**TASK BRIEF**:
Exactly as they appear, output all of the entries.

**ITEMS**:
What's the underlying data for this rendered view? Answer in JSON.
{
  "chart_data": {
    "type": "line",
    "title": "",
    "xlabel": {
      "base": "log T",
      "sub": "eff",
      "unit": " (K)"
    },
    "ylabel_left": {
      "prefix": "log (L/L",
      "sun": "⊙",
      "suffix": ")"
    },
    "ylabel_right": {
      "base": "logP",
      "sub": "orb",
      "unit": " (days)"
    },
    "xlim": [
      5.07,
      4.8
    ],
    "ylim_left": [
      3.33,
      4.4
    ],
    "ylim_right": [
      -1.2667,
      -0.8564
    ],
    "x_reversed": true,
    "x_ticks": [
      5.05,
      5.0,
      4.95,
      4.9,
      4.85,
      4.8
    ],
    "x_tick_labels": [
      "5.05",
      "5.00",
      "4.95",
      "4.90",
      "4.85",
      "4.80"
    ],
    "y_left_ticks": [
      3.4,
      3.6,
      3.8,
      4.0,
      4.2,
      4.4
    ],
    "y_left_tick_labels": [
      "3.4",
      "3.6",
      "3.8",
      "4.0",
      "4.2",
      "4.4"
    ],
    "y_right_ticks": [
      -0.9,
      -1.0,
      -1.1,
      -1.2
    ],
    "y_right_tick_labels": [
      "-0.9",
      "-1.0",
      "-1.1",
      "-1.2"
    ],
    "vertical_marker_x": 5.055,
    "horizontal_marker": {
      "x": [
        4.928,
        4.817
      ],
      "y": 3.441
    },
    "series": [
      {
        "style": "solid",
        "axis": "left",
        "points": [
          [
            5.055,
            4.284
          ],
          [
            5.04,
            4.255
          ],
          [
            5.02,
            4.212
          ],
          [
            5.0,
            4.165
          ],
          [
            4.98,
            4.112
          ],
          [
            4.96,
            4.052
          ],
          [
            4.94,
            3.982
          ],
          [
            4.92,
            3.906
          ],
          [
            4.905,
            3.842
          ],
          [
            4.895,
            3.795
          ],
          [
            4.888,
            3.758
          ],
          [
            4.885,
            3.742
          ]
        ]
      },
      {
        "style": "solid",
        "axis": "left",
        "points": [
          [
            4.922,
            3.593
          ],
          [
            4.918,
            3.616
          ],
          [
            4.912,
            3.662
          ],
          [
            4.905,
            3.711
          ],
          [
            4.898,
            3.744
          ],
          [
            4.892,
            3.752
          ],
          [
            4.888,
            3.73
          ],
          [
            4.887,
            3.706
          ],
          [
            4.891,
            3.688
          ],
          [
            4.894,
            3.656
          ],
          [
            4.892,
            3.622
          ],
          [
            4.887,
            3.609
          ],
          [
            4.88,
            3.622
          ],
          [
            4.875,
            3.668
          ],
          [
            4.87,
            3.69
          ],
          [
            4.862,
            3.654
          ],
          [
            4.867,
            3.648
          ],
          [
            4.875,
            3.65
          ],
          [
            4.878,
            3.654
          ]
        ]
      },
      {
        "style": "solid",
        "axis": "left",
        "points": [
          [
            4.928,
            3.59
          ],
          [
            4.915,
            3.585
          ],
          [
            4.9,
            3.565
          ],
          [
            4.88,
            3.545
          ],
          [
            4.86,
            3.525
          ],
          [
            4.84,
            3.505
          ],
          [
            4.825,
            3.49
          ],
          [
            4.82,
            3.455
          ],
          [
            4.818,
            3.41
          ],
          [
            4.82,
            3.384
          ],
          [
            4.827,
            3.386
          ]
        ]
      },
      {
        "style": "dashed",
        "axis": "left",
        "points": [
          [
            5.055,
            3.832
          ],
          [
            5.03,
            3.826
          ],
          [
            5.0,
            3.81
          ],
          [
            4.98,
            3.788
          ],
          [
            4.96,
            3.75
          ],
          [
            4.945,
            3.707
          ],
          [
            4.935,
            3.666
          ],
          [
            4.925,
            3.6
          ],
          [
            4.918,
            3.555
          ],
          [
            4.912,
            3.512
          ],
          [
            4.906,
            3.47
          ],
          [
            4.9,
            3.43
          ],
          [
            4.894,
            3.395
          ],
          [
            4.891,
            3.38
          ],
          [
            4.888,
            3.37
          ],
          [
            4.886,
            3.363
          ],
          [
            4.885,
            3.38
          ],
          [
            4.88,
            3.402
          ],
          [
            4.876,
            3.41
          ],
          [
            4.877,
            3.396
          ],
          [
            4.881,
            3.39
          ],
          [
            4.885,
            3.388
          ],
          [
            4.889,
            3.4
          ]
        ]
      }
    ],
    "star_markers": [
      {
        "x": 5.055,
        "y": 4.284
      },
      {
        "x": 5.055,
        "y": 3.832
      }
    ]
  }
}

**OUTPUT**:
What's the underlying data for this rendered view? Answer in JSON.
{
  "chart_data": {
    "type": "line",
    "title": "",
    "xlabel": {
      "base": "log T",
      "sub": "eff",
      "unit": " (K)"
    },
    "ylabel_left": {
      "prefix": "log (L/L",
      "sun": "⊙",
      "suffix": ")"
    },
    "ylabel_right": {
      "base": "logP",
      "sub": "orb",
      "unit": " (days)"
    },
    "xlim": [
      5.07,
      4.8
    ],
    "ylim_left": [
      3.33,
      4.4
    ],
    "ylim_right": [
      -1.2667,
      -0.8564
    ],
    "x_reversed": true,
    "x_ticks": [
      5.05,
      5.0,
      4.95,
      4.9,
      4.85,
      4.8
    ],
    "x_tick_labels": [
      "5.05",
      "5.00",
      "4.95",
      "4.90",
      "4.85",
      "4.80"
    ],
    "y_left_ticks": [
      3.4,
      3.6,
      3.8,
      4.0,
      4.2,
      4.4
    ],
    "y_left_tick_labels": [
      "3.4",
      "3.6",
      "3.8",
      "4.0",
      "4.2",
      "4.4"
    ],
    "y_right_ticks": [
      -0.9,
      -1.0,
      -1.1,
      -1.2
    ],
    "y_right_tick_labels": [
      "-0.9",
      "-1.0",
      "-1.1",
      "-1.2"
    ],
    "vertical_marker_x": 5.055,
    "horizontal_marker": {
      "x": [
        4.928,
        4.817
      ],
      "y": 3.441
    },
    "series": [
      {
        "style": "solid",
        "axis": "left",
        "points": [
          [
            5.055,
            4.284
          ],
          [
            5.04,
            4.255
          ],
          [
            5.02,
            4.212
          ],
          [
            5.0,
            4.165
          ],
          [
            4.98,
            4.112
          ],
          [
            4.96,
            4.052
          ],
          [
            4.94,
            3.982
          ],
          [
            4.92,
            3.906
          ],
          [
            4.905,
            3.842
          ],
          [
            4.895,
            3.795
          ],
          [
            4.888,
            3.758
          ],
          [
            4.885,
            3.742
          ]
        ]
      },
      {
        "style": "solid",
        "axis": "left",
        "points": [
          [
            4.922,
            3.593
          ],
          [
            4.918,
            3.616
          ],
          [
            4.912,
            3.662
          ],
          [
            4.905,
            3.711
          ],
          [
            4.898,
            3.744
          ],
          [
            4.892,
            3.752
          ],
          [
            4.888,
            3.73
          ],
          [
            4.887,
            3.706
          ],
          [
            4.891,
            3.688
          ],
          [
            4.894,
            3.656
          ],
          [
            4.892,
            3.622
          ],
          [
            4.887,
            3.609
          ],
          [
            4.88,
            3.622
          ],
          [
            4.875,
            3.668
          ],
          [
            4.87,
            3.69
          ],
          [
            4.862,
            3.654
          ],
          [
            4.867,
            3.648
          ],
          [
            4.875,
            3.65
          ],
          [
            4.878,
            3.654
          ]
        ]
      },
      {
        "style": "solid",
        "axis": "left",
        "points": [
          [
            4.928,
            3.59
          ],
          [
            4.915,
            3.585
          ],
          [
            4.9,
            3.565
          ],
          [
            4.88,
            3.545
          ],
          [
            4.86,
            3.525
          ],
          [
            4.84,
            3.505
          ],
          [
            4.825,
            3.49
          ],
          [
            4.82,
            3.455
          ],
          [
            4.818,
            3.41
          ],
          [
            4.82,
            3.384
          ],
          [
            4.827,
            3.386
          ]
        ]
      },
      {
        "style": "dashed",
        "axis": "left",
        "points": [
          [
            5.055,
            3.832
          ],
          [
            5.03,
            3.826
          ],
          [
            5.0,
            3.81
          ],
          [
            4.98,
            3.788
          ],
          [
            4.96,
            3.75
          ],
          [
            4.945,
            3.707
          ],
          [
            4.935,
            3.666
          ],
          [
            4.925,
            3.6
          ],
          [
            4.918,
            3.555
          ],
          [
            4.912,
            3.512
          ],
          [
            4.906,
            3.47
          ],
          [
            4.9,
            3.43
          ],
          [
            4.894,
            3.395
          ],
          [
            4.891,
            3.38
          ],
          [
            4.888,
            3.37
          ],
          [
            4.886,
            3.363
          ],
          [
            4.885,
            3.38
          ],
          [
            4.88,
            3.402
          ],
          [
            4.876,
            3.41
          ],
          [
            4.877,
            3.396
          ],
          [
            4.881,
            3.39
          ],
          [
            4.885,
            3.388
          ],
          [
            4.889,
            3.4
          ]
        ]
      }
    ],
    "star_markers": [
      {
        "x": 5.055,
        "y": 4.284
      },
      {
        "x": 5.055,
        "y": 3.832
      }
    ]
  }
}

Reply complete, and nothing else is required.